Lines that contain the string "的否命题是" are to be copied; leave out all others.

A run of records
=======

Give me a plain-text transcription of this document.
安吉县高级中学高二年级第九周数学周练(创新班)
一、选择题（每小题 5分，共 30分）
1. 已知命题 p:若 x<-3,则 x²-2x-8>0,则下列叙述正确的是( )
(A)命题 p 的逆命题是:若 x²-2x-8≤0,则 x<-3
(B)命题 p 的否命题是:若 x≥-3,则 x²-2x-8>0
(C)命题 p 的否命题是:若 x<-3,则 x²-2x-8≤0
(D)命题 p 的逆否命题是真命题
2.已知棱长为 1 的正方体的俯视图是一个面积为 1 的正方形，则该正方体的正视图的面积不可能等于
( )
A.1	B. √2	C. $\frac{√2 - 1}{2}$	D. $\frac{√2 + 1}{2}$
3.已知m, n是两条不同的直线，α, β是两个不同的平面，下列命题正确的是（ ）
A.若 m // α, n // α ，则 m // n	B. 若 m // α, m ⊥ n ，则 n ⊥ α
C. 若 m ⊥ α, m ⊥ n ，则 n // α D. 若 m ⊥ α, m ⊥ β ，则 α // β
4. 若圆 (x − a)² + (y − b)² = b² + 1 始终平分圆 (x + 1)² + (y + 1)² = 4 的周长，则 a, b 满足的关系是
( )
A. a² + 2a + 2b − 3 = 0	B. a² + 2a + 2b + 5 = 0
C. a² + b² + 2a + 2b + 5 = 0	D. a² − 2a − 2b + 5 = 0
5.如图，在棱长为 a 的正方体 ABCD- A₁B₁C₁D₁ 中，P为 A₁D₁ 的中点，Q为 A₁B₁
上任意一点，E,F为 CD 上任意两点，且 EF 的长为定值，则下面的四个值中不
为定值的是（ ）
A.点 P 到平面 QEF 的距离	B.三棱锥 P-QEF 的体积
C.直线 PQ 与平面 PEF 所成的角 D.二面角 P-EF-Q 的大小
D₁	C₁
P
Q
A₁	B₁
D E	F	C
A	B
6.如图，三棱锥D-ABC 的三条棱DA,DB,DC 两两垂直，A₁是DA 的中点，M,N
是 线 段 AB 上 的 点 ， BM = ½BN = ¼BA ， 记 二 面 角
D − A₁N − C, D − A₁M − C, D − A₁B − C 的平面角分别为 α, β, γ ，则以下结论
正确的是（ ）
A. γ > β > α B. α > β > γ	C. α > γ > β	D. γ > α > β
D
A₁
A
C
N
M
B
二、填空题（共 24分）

=======

# Final result
(B)命题 p 的否命题是:若 x≥-3,则 x²-2x-8>0
(C)命题 p 的否命题是:若 x<-3,则 x²-2x-8≤0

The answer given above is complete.